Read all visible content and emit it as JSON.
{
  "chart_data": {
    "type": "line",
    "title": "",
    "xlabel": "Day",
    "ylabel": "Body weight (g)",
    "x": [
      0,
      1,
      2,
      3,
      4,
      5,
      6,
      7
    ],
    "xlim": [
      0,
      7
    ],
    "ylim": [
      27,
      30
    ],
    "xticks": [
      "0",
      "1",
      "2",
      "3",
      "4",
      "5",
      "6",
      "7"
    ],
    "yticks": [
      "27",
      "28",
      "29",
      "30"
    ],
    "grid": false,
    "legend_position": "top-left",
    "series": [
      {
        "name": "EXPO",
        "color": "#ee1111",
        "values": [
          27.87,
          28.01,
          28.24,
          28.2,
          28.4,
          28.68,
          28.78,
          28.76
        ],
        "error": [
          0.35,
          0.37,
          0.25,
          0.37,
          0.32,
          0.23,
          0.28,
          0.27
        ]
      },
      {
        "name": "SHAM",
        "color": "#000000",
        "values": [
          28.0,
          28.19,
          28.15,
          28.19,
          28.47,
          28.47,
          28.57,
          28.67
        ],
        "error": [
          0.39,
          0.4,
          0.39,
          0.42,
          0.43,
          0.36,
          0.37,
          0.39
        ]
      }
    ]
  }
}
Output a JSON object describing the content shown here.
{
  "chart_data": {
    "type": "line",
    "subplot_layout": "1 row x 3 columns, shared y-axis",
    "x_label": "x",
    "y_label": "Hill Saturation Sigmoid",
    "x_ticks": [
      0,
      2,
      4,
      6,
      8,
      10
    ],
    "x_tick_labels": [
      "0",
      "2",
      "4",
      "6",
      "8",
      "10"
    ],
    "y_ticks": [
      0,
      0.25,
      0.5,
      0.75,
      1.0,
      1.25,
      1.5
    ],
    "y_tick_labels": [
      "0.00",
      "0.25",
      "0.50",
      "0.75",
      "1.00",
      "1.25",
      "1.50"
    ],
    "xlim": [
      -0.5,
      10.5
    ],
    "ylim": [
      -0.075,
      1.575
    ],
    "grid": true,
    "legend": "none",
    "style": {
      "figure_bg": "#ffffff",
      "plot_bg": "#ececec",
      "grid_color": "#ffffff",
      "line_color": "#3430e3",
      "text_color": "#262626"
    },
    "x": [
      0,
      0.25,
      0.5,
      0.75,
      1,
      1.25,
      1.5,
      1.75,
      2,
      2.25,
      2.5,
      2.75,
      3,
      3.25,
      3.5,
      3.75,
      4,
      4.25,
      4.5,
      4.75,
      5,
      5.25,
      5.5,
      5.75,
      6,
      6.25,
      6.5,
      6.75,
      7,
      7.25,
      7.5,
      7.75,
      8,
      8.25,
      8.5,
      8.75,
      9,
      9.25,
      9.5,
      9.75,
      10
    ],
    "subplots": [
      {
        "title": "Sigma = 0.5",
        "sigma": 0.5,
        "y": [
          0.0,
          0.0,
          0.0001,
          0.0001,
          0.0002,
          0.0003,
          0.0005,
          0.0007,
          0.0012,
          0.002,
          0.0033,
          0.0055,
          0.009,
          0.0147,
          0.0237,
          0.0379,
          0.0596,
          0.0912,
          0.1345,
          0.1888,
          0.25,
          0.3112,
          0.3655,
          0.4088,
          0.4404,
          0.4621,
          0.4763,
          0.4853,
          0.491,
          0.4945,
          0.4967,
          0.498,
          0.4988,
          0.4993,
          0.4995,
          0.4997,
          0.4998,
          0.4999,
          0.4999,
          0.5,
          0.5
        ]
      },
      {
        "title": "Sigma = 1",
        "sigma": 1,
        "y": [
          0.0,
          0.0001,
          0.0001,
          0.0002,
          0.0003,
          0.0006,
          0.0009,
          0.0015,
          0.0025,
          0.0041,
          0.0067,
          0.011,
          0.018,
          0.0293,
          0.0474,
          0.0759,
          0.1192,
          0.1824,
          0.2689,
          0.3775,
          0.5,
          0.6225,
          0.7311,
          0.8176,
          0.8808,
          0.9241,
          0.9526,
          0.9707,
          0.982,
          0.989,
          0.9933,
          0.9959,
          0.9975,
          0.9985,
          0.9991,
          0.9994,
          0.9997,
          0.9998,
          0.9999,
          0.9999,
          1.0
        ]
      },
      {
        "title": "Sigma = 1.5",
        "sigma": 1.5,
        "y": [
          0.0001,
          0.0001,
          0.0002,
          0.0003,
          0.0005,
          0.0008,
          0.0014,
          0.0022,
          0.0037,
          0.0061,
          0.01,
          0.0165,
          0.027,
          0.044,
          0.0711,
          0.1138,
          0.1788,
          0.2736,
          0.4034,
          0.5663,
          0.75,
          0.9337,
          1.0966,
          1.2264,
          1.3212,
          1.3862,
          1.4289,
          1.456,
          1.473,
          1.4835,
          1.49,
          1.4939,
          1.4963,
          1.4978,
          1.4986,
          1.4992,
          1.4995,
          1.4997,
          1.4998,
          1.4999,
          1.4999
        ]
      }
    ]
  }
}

= = =

The records above need to be transcribed in full. Keep every character unchanged.

Solution below ▸
Read all visible content and emit it as JSON.
{
  "chart_data": {
    "type": "line",
    "title": "",
    "xlabel": "Day",
    "ylabel": "Body weight (g)",
    "x": [
      0,
      1,
      2,
      3,
      4,
      5,
      6,
      7
    ],
    "xlim": [
      0,
      7
    ],
    "ylim": [
      27,
      30
    ],
    "xticks": [
      "0",
      "1",
      "2",
      "3",
      "4",
      "5",
      "6",
      "7"
    ],
    "yticks": [
      "27",
      "28",
      "29",
      "30"
    ],
    "grid": false,
    "legend_position": "top-left",
    "series": [
      {
        "name": "EXPO",
        "color": "#ee1111",
        "values": [
          27.87,
          28.01,
          28.24,
          28.2,
          28.4,
          28.68,
          28.78,
          28.76
        ],
        "error": [
          0.35,
          0.37,
          0.25,
          0.37,
          0.32,
          0.23,
          0.28,
          0.27
        ]
      },
      {
        "name": "SHAM",
        "color": "#000000",
        "values": [
          28.0,
          28.19,
          28.15,
          28.19,
          28.47,
          28.47,
          28.57,
          28.67
        ],
        "error": [
          0.39,
          0.4,
          0.39,
          0.42,
          0.43,
          0.36,
          0.37,
          0.39
        ]
      }
    ]
  }
}
Output a JSON object describing the content shown here.
{
  "chart_data": {
    "type": "line",
    "subplot_layout": "1 row x 3 columns, shared y-axis",
    "x_label": "x",
    "y_label": "Hill Saturation Sigmoid",
    "x_ticks": [
      0,
      2,
      4,
      6,
      8,
      10
    ],
    "x_tick_labels": [
      "0",
      "2",
      "4",
      "6",
      "8",
      "10"
    ],
    "y_ticks": [
      0,
      0.25,
      0.5,
      0.75,
      1.0,
      1.25,
      1.5
    ],
    "y_tick_labels": [
      "0.00",
      "0.25",
      "0.50",
      "0.75",
      "1.00",
      "1.25",
      "1.50"
    ],
    "xlim": [
      -0.5,
      10.5
    ],
    "ylim": [
      -0.075,
      1.575
    ],
    "grid": true,
    "legend": "none",
    "style": {
      "figure_bg": "#ffffff",
      "plot_bg": "#ececec",
      "grid_color": "#ffffff",
      "line_color": "#3430e3",
      "text_color": "#262626"
    },
    "x": [
      0,
      0.25,
      0.5,
      0.75,
      1,
      1.25,
      1.5,
      1.75,
      2,
      2.25,
      2.5,
      2.75,
      3,
      3.25,
      3.5,
      3.75,
      4,
      4.25,
      4.5,
      4.75,
      5,
      5.25,
      5.5,
      5.75,
      6,
      6.25,
      6.5,
      6.75,
      7,
      7.25,
      7.5,
      7.75,
      8,
      8.25,
      8.5,
      8.75,
      9,
      9.25,
      9.5,
      9.75,
      10
    ],
    "subplots": [
      {
        "title": "Sigma = 0.5",
        "sigma": 0.5,
        "y": [
          0.0,
          0.0,
          0.0001,
          0.0001,
          0.0002,
          0.0003,
          0.0005,
          0.0007,
          0.0012,
          0.002,
          0.0033,
          0.0055,
          0.009,
          0.0147,
          0.0237,
          0.0379,
          0.0596,
          0.0912,
          0.1345,
          0.1888,
          0.25,
          0.3112,
          0.3655,
          0.4088,
          0.4404,
          0.4621,
          0.4763,
          0.4853,
          0.491,
          0.4945,
          0.4967,
          0.498,
          0.4988,
          0.4993,
          0.4995,
          0.4997,
          0.4998,
          0.4999,
          0.4999,
          0.5,
          0.5
        ]
      },
      {
        "title": "Sigma = 1",
        "sigma": 1,
        "y": [
          0.0,
          0.0001,
          0.0001,
          0.0002,
          0.0003,
          0.0006,
          0.0009,
          0.0015,
          0.0025,
          0.0041,
          0.0067,
          0.011,
          0.018,
          0.0293,
          0.0474,
          0.0759,
          0.1192,
          0.1824,
          0.2689,
          0.3775,
          0.5,
          0.6225,
          0.7311,
          0.8176,
          0.8808,
          0.9241,
          0.9526,
          0.9707,
          0.982,
          0.989,
          0.9933,
          0.9959,
          0.9975,
          0.9985,
          0.9991,
          0.9994,
          0.9997,
          0.9998,
          0.9999,
          0.9999,
          1.0
        ]
      },
      {
        "title": "Sigma = 1.5",
        "sigma": 1.5,
        "y": [
          0.0001,
          0.0001,
          0.0002,
          0.0003,
          0.0005,
          0.0008,
          0.0014,
          0.0022,
          0.0037,
          0.0061,
          0.01,
          0.0165,
          0.027,
          0.044,
          0.0711,
          0.1138,
          0.1788,
          0.2736,
          0.4034,
          0.5663,
          0.75,
          0.9337,
          1.0966,
          1.2264,
          1.3212,
          1.3862,
          1.4289,
          1.456,
          1.473,
          1.4835,
          1.49,
          1.4939,
          1.4963,
          1.4978,
          1.4986,
          1.4992,
          1.4995,
          1.4997,
          1.4998,
          1.4999,
          1.4999
        ]
      }
    ]
  }
}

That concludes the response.